Directions for this task >> Write out each line exactly as it stands, please.
::: Given records :::
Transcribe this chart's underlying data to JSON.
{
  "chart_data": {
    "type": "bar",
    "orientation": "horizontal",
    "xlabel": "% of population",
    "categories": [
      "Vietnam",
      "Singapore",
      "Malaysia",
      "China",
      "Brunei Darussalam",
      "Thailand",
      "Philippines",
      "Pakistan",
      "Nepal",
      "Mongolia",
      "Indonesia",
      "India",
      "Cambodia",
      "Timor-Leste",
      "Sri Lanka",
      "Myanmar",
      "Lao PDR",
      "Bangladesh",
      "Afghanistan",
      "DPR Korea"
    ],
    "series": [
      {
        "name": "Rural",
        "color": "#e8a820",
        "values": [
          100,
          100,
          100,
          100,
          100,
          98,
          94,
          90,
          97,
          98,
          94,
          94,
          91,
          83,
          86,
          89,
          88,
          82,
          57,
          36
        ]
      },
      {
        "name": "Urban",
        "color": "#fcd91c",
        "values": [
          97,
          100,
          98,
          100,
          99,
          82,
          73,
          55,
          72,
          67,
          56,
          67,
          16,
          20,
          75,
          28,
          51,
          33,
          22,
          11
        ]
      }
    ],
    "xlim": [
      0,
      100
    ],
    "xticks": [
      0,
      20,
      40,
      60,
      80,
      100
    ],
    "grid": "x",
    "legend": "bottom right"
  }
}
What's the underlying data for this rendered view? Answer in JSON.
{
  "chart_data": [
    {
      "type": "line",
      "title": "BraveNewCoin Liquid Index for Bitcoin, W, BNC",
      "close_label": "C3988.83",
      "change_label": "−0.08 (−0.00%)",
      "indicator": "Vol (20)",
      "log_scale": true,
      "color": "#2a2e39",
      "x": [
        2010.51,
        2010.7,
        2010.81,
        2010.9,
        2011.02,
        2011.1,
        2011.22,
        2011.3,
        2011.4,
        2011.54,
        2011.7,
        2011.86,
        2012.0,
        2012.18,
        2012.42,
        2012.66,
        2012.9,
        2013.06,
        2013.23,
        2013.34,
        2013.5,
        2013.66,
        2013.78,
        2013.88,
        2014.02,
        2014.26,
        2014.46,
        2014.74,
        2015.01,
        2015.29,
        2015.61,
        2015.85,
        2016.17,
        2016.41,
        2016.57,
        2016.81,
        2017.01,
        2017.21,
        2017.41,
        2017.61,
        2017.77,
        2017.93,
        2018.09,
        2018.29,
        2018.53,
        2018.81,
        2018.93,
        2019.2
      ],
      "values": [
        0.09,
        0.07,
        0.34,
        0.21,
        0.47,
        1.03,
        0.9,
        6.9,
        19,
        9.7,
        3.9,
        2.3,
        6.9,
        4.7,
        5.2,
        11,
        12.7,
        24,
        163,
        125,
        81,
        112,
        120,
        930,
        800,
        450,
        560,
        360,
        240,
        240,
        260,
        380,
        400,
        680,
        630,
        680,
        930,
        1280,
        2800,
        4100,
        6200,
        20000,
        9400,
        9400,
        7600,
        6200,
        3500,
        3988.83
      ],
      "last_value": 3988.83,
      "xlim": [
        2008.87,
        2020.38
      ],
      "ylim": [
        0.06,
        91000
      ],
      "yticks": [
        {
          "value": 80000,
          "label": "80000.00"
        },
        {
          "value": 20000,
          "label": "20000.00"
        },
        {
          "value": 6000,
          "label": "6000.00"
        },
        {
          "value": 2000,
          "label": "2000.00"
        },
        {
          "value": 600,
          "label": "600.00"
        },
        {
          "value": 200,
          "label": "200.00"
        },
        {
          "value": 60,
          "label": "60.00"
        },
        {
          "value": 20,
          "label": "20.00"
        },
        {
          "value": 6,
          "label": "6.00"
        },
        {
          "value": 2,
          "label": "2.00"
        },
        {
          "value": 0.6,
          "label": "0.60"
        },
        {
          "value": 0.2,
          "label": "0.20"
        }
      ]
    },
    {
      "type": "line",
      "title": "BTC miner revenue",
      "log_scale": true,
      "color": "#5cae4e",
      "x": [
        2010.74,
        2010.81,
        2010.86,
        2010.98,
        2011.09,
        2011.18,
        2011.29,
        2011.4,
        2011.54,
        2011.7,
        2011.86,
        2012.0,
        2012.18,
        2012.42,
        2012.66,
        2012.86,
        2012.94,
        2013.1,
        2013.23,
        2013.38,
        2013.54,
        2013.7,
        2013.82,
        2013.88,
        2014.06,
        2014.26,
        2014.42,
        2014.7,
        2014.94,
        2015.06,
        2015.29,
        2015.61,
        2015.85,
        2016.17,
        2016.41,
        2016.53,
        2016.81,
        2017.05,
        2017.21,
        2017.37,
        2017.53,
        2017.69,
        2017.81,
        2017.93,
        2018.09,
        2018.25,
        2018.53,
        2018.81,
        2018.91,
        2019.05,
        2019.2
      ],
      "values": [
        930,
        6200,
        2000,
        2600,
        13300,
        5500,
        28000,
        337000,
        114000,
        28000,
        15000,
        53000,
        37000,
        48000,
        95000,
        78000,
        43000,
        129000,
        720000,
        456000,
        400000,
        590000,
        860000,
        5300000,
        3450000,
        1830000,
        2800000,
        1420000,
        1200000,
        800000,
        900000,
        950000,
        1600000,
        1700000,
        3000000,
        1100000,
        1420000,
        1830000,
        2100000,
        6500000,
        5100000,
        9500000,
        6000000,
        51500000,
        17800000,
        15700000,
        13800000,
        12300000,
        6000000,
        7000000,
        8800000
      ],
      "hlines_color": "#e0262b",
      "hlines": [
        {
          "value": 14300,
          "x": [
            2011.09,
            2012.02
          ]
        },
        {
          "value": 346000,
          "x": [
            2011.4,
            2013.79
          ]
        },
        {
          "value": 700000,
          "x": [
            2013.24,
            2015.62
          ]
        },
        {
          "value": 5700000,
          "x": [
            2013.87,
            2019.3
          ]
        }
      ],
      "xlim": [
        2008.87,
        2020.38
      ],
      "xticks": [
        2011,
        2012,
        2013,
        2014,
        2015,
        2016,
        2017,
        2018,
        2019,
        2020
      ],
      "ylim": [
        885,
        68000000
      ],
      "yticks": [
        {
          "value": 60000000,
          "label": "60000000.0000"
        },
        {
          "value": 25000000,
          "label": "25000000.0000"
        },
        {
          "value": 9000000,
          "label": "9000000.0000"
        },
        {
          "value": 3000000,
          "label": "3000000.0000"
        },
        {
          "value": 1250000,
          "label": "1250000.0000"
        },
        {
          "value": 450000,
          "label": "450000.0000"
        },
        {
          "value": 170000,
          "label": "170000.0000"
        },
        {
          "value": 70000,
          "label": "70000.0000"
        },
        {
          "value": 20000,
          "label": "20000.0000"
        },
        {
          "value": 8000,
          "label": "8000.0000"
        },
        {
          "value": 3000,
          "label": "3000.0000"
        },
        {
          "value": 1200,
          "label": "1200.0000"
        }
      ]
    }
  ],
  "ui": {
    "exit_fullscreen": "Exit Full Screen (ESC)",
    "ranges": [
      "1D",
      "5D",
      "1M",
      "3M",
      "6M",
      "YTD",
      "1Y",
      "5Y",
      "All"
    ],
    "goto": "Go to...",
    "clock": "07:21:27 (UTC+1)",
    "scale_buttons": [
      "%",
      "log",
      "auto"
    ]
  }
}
:::
Response to this exercise >>
Transcribe this chart's underlying data to JSON.
{
  "chart_data": {
    "type": "bar",
    "orientation": "horizontal",
    "xlabel": "% of population",
    "categories": [
      "Vietnam",
      "Singapore",
      "Malaysia",
      "China",
      "Brunei Darussalam",
      "Thailand",
      "Philippines",
      "Pakistan",
      "Nepal",
      "Mongolia",
      "Indonesia",
      "India",
      "Cambodia",
      "Timor-Leste",
      "Sri Lanka",
      "Myanmar",
      "Lao PDR",
      "Bangladesh",
      "Afghanistan",
      "DPR Korea"
    ],
    "series": [
      {
        "name": "Rural",
        "color": "#e8a820",
        "values": [
          100,
          100,
          100,
          100,
          100,
          98,
          94,
          90,
          97,
          98,
          94,
          94,
          91,
          83,
          86,
          89,
          88,
          82,
          57,
          36
        ]
      },
      {
        "name": "Urban",
        "color": "#fcd91c",
        "values": [
          97,
          100,
          98,
          100,
          99,
          82,
          73,
          55,
          72,
          67,
          56,
          67,
          16,
          20,
          75,
          28,
          51,
          33,
          22,
          11
        ]
      }
    ],
    "xlim": [
      0,
      100
    ],
    "xticks": [
      0,
      20,
      40,
      60,
      80,
      100
    ],
    "grid": "x",
    "legend": "bottom right"
  }
}
What's the underlying data for this rendered view? Answer in JSON.
{
  "chart_data": [
    {
      "type": "line",
      "title": "BraveNewCoin Liquid Index for Bitcoin, W, BNC",
      "close_label": "C3988.83",
      "change_label": "−0.08 (−0.00%)",
      "indicator": "Vol (20)",
      "log_scale": true,
      "color": "#2a2e39",
      "x": [
        2010.51,
        2010.7,
        2010.81,
        2010.9,
        2011.02,
        2011.1,
        2011.22,
        2011.3,
        2011.4,
        2011.54,
        2011.7,
        2011.86,
        2012.0,
        2012.18,
        2012.42,
        2012.66,
        2012.9,
        2013.06,
        2013.23,
        2013.34,
        2013.5,
        2013.66,
        2013.78,
        2013.88,
        2014.02,
        2014.26,
        2014.46,
        2014.74,
        2015.01,
        2015.29,
        2015.61,
        2015.85,
        2016.17,
        2016.41,
        2016.57,
        2016.81,
        2017.01,
        2017.21,
        2017.41,
        2017.61,
        2017.77,
        2017.93,
        2018.09,
        2018.29,
        2018.53,
        2018.81,
        2018.93,
        2019.2
      ],
      "values": [
        0.09,
        0.07,
        0.34,
        0.21,
        0.47,
        1.03,
        0.9,
        6.9,
        19,
        9.7,
        3.9,
        2.3,
        6.9,
        4.7,
        5.2,
        11,
        12.7,
        24,
        163,
        125,
        81,
        112,
        120,
        930,
        800,
        450,
        560,
        360,
        240,
        240,
        260,
        380,
        400,
        680,
        630,
        680,
        930,
        1280,
        2800,
        4100,
        6200,
        20000,
        9400,
        9400,
        7600,
        6200,
        3500,
        3988.83
      ],
      "last_value": 3988.83,
      "xlim": [
        2008.87,
        2020.38
      ],
      "ylim": [
        0.06,
        91000
      ],
      "yticks": [
        {
          "value": 80000,
          "label": "80000.00"
        },
        {
          "value": 20000,
          "label": "20000.00"
        },
        {
          "value": 6000,
          "label": "6000.00"
        },
        {
          "value": 2000,
          "label": "2000.00"
        },
        {
          "value": 600,
          "label": "600.00"
        },
        {
          "value": 200,
          "label": "200.00"
        },
        {
          "value": 60,
          "label": "60.00"
        },
        {
          "value": 20,
          "label": "20.00"
        },
        {
          "value": 6,
          "label": "6.00"
        },
        {
          "value": 2,
          "label": "2.00"
        },
        {
          "value": 0.6,
          "label": "0.60"
        },
        {
          "value": 0.2,
          "label": "0.20"
        }
      ]
    },
    {
      "type": "line",
      "title": "BTC miner revenue",
      "log_scale": true,
      "color": "#5cae4e",
      "x": [
        2010.74,
        2010.81,
        2010.86,
        2010.98,
        2011.09,
        2011.18,
        2011.29,
        2011.4,
        2011.54,
        2011.7,
        2011.86,
        2012.0,
        2012.18,
        2012.42,
        2012.66,
        2012.86,
        2012.94,
        2013.1,
        2013.23,
        2013.38,
        2013.54,
        2013.7,
        2013.82,
        2013.88,
        2014.06,
        2014.26,
        2014.42,
        2014.7,
        2014.94,
        2015.06,
        2015.29,
        2015.61,
        2015.85,
        2016.17,
        2016.41,
        2016.53,
        2016.81,
        2017.05,
        2017.21,
        2017.37,
        2017.53,
        2017.69,
        2017.81,
        2017.93,
        2018.09,
        2018.25,
        2018.53,
        2018.81,
        2018.91,
        2019.05,
        2019.2
      ],
      "values": [
        930,
        6200,
        2000,
        2600,
        13300,
        5500,
        28000,
        337000,
        114000,
        28000,
        15000,
        53000,
        37000,
        48000,
        95000,
        78000,
        43000,
        129000,
        720000,
        456000,
        400000,
        590000,
        860000,
        5300000,
        3450000,
        1830000,
        2800000,
        1420000,
        1200000,
        800000,
        900000,
        950000,
        1600000,
        1700000,
        3000000,
        1100000,
        1420000,
        1830000,
        2100000,
        6500000,
        5100000,
        9500000,
        6000000,
        51500000,
        17800000,
        15700000,
        13800000,
        12300000,
        6000000,
        7000000,
        8800000
      ],
      "hlines_color": "#e0262b",
      "hlines": [
        {
          "value": 14300,
          "x": [
            2011.09,
            2012.02
          ]
        },
        {
          "value": 346000,
          "x": [
            2011.4,
            2013.79
          ]
        },
        {
          "value": 700000,
          "x": [
            2013.24,
            2015.62
          ]
        },
        {
          "value": 5700000,
          "x": [
            2013.87,
            2019.3
          ]
        }
      ],
      "xlim": [
        2008.87,
        2020.38
      ],
      "xticks": [
        2011,
        2012,
        2013,
        2014,
        2015,
        2016,
        2017,
        2018,
        2019,
        2020
      ],
      "ylim": [
        885,
        68000000
      ],
      "yticks": [
        {
          "value": 60000000,
          "label": "60000000.0000"
        },
        {
          "value": 25000000,
          "label": "25000000.0000"
        },
        {
          "value": 9000000,
          "label": "9000000.0000"
        },
        {
          "value": 3000000,
          "label": "3000000.0000"
        },
        {
          "value": 1250000,
          "label": "1250000.0000"
        },
        {
          "value": 450000,
          "label": "450000.0000"
        },
        {
          "value": 170000,
          "label": "170000.0000"
        },
        {
          "value": 70000,
          "label": "70000.0000"
        },
        {
          "value": 20000,
          "label": "20000.0000"
        },
        {
          "value": 8000,
          "label": "8000.0000"
        },
        {
          "value": 3000,
          "label": "3000.0000"
        },
        {
          "value": 1200,
          "label": "1200.0000"
        }
      ]
    }
  ],
  "ui": {
    "exit_fullscreen": "Exit Full Screen (ESC)",
    "ranges": [
      "1D",
      "5D",
      "1M",
      "3M",
      "6M",
      "YTD",
      "1Y",
      "5Y",
      "All"
    ],
    "goto": "Go to...",
    "clock": "07:21:27 (UTC+1)",
    "scale_buttons": [
      "%",
      "log",
      "auto"
    ]
  }
}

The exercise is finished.